● **EXCERPT**
Leaning into Trust
/I was having a conversation a few days ago with a dear friend about my upcoming class at the Passionist Earth and Spirit Center. The class is being offered on a donation basis, "in the spirit of the gift." In the class description we state what we judge to be the monetary value of the class and invite people to give that amount, or more, or less, in order to support the sustainability of the center and me. We are not requiring that anyone give us anything. I LOVE that we're offering the class this way. When we made the decision, I immediately started thinking of people I'd invite to come who may not have the means to pay for the class if it had a set price.
And I also noticed fear rising up.
"What if no one signs up? What if a bunch of people sign up and don't give anything? What if people sign up and give only a little, not enough to support the time and energy it takes to run the class?" I wish with all my heart that money were not a necessary tool. And yet I don't know how to live in the world as it currently is without it.
As my friend and I were discussing the class and I voiced my fears, she reminded me of something I know, but sometimes forget. She said something like, "When I lean into trust, I am always held, I am always OK. I've never not been taken care of when I lean in." She probably said it more eloquently than that. She is a wise friend.
When I allow her words sink in, from my head down to my heart and into my gut, I can feel their truth. I, too, have had this experience many times. When I have leaned most deeply into trusting what I call God or Spirit or the Universe, I have always been ok because I've been held. That doesn't mean things have been easy, but it does mean that in the midst of un-ease or dis-ease, I have experienced love from friends, family, acquaintances, strangers. I have felt in my bones that I was not alone. Knowing that I was not alone, I re-membered myself and my place in our web of interconnection.
I've allowed myself to trust when I've left jobs not knowing what would come next and a most beautiful and unexpected work has presented itself.
I've found myself surrounded in care when I've met disappointment, anger, grief.
I've leaned in and felt myself held it when I've gone to Palestine and co-workers have sent me off with dozens of love notes to read while away.
I've remembered my place in interconnection when I've been sick or worn out and friends have brought food and other delightful forms of love. I've tried to offer this kind of love, too.

● **WRITTEN EXERCISE A**
Revise the "Leaning into Trust" essay from "I've leaned in" to "of love, too.", inclusive, and write that passage out again with "co-workers" changed to "colleagues".
● **WRITTEN EXERCISE B**
Answer these questions from the "Leaning into Trust" essay:
(i) At what center is the upcoming class being held?
(ii) On what basis is the class being offered?
(iii) What did co-workers send the writer off to Palestine with?
The records are not needed for any of this work.

● **DATA PROVIDED**

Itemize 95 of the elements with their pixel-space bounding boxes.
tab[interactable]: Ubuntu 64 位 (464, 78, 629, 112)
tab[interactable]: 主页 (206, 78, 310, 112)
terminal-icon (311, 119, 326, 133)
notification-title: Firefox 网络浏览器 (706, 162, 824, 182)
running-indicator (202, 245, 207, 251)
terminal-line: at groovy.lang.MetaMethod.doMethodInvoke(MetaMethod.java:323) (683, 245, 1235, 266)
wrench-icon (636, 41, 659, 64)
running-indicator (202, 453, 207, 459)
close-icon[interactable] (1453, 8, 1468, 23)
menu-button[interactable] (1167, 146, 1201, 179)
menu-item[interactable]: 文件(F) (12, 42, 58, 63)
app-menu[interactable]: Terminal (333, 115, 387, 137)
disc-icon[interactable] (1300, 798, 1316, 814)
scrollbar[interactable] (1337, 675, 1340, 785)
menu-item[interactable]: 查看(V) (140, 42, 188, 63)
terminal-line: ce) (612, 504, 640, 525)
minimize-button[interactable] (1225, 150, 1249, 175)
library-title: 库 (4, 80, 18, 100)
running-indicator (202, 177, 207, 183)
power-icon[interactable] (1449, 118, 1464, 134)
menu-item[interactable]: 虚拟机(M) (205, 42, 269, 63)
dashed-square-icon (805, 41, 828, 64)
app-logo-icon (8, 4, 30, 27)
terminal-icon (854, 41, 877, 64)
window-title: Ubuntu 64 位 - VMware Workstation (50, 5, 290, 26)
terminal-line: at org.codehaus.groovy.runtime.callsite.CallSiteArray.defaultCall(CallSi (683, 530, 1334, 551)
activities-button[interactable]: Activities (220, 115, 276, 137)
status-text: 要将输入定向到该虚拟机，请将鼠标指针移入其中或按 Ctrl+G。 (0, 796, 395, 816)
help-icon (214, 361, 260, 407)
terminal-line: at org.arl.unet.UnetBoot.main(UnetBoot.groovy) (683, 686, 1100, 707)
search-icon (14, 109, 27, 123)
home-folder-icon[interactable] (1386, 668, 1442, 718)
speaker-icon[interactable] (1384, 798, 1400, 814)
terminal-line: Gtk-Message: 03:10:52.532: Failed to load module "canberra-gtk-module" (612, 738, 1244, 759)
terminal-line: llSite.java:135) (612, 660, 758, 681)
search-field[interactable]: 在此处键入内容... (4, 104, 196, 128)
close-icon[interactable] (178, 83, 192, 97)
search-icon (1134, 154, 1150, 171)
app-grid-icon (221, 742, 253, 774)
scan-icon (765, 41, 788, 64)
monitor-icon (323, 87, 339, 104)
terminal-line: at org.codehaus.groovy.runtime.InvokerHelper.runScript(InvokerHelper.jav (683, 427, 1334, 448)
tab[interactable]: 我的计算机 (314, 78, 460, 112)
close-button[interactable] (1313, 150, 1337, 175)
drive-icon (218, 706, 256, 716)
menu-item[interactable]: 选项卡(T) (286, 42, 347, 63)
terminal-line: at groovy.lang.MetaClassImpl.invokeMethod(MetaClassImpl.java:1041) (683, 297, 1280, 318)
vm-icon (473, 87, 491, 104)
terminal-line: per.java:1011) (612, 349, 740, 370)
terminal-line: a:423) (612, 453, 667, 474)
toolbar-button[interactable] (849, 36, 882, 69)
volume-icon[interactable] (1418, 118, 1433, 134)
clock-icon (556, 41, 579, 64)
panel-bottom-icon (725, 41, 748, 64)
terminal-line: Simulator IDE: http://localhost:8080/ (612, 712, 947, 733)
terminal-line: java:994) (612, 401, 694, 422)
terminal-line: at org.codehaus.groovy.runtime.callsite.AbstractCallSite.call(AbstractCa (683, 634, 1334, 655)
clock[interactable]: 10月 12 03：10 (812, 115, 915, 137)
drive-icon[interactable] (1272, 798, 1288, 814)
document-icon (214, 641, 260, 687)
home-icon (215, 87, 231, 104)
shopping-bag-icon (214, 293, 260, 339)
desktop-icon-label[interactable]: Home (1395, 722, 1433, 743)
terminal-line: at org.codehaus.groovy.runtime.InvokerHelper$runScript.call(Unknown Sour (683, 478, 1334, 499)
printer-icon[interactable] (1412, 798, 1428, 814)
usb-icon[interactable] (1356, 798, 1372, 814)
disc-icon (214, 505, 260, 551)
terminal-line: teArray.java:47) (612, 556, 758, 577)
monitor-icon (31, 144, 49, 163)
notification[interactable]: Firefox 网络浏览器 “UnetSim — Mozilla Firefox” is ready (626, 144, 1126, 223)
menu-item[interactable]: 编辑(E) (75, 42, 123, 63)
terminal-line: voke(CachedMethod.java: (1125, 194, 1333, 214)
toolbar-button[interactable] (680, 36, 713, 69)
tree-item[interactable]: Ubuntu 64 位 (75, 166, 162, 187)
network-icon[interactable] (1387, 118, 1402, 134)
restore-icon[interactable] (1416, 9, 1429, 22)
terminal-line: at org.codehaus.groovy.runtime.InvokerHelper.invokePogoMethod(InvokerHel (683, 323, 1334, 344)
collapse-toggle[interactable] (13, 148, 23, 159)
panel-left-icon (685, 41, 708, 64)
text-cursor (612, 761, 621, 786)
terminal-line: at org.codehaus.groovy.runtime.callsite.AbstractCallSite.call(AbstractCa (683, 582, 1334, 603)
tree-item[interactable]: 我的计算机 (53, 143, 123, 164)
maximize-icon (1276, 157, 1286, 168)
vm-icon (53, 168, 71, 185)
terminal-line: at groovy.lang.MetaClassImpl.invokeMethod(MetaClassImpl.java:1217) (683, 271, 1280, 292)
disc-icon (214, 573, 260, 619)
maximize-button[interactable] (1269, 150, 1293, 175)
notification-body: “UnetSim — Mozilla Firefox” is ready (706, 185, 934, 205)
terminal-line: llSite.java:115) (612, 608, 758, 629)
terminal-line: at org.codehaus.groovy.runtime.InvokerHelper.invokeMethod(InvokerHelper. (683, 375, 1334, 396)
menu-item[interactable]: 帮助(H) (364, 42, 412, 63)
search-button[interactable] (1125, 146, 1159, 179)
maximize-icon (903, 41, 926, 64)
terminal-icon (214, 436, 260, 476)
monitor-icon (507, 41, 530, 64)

● **COMPLETE RESPONSE A**
I've leaned in and felt myself held it when I've gone to Palestine and colleagues have sent me off with dozens of love notes to read while away.
I've remembered my place in interconnection when I've been sick or worn out and friends have brought food and other delightful forms of love. I've tried to offer this kind of love, too.

● **COMPLETE RESPONSE B**
(i) The Passionist Earth and Spirit Center.
(ii) On a donation basis, "in the spirit of the gift."
(iii) Dozens of love notes to read while away.